___ 提示抜粋

本発明の第2の態様によると、第1の態様のナビゲーション装置において、第1の態様の航続可能距離表示システムにおいて、航続可能距離表示部は、周辺地図の上に第2の航続可能距離に応じた半径の円を所定の表示として表示するのが好ましい。
本発明の第3の態様によると、第2の態様のナビゲーション装置において、航続可能距離表示部は、周辺地図の上に第1の航続可能距離に応じた半径の第1の円と、第2の航続可能距離に応じた半径の第2の円と、を所定の表示として表示するのが好ましい。
本発明の第4の態様によると、第3の態様のナビゲーション装置において、第1の円と第2の円の中心はともに車両の現在位置であるのが好ましい。
本発明の第5の態様によると、第4の態様のナビゲーション装置において、航続可能距離表示部は、第1の円と第2の円の間の環状の領域の表示態様を、表示画面の他の領域と異なる表示態様で表示するのが好ましい。
本発明の第6の態様によると、第5の態様のナビゲーション装置において、航続可能距離表示部は、第2の円の内側の表示態様を、環状の領域の表示態様と第1の円の外側の領域の表示態様とのいずれとも異なる表示態様で表示するのが好ましい。
本発明の第7の態様によると、第1から第6のいずれかの態様のナビゲーション装置において、バッテリは、バッテリユニットに備わり、満充電容量は、バッテリユニットが算出して、記録日時と共に記録しており、バッテリユニットがナビゲーション装置へ送信し、ナビゲーション装置は、バッテリユニットから満充電容量と記録日時とを受信する充電情報受信部をさらに備え、劣化係数決定部は、記録日時と現在日時とに基づいて劣化係数を決定するのが好ましい。

______
___ 抽出行

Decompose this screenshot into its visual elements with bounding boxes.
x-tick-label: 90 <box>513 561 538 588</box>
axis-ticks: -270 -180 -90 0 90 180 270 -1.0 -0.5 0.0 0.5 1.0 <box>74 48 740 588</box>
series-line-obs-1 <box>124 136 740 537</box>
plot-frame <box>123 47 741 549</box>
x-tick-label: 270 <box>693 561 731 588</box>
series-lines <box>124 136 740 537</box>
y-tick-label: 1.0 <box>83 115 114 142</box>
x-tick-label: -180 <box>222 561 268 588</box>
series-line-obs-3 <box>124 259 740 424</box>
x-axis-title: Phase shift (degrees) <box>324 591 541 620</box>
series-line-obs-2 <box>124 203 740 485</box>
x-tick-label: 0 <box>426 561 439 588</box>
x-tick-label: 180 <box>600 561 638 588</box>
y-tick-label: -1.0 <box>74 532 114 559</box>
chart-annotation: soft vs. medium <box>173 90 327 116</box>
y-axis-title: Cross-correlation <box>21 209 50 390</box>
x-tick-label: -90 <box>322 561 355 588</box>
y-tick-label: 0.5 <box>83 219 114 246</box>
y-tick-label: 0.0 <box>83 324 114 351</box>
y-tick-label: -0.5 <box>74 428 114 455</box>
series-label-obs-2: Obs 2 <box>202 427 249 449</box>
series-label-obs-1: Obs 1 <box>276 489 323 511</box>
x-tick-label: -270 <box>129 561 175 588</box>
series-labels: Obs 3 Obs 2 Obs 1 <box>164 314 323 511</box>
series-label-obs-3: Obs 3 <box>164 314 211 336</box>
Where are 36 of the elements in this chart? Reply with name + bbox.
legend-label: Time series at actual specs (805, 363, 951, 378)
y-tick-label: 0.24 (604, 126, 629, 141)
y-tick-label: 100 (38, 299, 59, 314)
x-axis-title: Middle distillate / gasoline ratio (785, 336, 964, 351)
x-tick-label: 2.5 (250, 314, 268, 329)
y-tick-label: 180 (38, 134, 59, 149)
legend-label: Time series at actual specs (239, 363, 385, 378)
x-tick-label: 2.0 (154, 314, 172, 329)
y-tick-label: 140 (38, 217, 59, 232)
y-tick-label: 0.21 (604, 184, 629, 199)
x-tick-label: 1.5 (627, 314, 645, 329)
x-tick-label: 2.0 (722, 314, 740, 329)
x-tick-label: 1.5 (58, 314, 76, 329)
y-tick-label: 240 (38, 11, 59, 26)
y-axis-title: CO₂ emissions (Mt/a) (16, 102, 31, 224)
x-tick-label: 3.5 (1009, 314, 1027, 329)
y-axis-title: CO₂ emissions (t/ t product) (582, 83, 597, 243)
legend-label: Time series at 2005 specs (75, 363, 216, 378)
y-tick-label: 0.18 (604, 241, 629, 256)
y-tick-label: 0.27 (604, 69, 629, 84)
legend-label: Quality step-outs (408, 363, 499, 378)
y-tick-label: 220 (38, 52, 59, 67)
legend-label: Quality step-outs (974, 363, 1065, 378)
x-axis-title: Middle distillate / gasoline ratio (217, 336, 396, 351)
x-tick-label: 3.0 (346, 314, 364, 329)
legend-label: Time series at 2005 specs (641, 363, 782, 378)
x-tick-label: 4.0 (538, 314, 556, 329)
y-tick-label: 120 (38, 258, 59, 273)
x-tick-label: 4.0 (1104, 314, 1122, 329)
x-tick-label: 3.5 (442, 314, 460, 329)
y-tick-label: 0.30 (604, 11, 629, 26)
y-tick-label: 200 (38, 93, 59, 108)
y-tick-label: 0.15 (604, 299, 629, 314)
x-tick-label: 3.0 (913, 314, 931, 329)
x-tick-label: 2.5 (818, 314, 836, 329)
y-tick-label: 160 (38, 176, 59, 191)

______

_設問_.
1) 抜粋の記述に基づき、次の問いに答えてください。
(a) 第4の態様において、第1の円と第2の円の中心はともにどこであるとされていますか。
(b) 第5の態様において、表示画面の他の領域と異なる表示態様で表示される領域はどこですか。
(c) 第7の態様において、バッテリユニットは満充電容量を何と共に記録していますか。
2) 抜粋のうち、「本発明の第5の態様によると、」という語句を含む箇所から書き始め、「係数を決定するのが好ましい。」という語句のところで終えて、一字一句違えずに書き写してください。

_解答_.
1)
(a) 車両の現在位置
(b) 第1の円と第2の円の間の環状の領域
(c) 記録日時

2)
本発明の第5の態様によると、第4の態様のナビゲーション装置において、航続可能距離表示部は、第1の円と第2の円の間の環状の領域の表示態様を、表示画面の他の領域と異なる表示態様で表示するのが好ましい。
本発明の第6の態様によると、第5の態様のナビゲーション装置において、航続可能距離表示部は、第2の円の内側の表示態様を、環状の領域の表示態様と第1の円の外側の領域の表示態様とのいずれとも異なる表示態様で表示するのが好ましい。
本発明の第7の態様によると、第1から第6のいずれかの態様のナビゲーション装置において、バッテリは、バッテリユニットに備わり、満充電容量は、バッテリユニットが算出して、記録日時と共に記録しており、バッテリユニットがナビゲーション装置へ送信し、ナビゲーション装置は、バッテリユニットから満充電容量と記録日時とを受信する充電情報受信部をさらに備え、劣化係数決定部は、記録日時と現在日時とに基づいて劣化係数を決定するのが好ましい。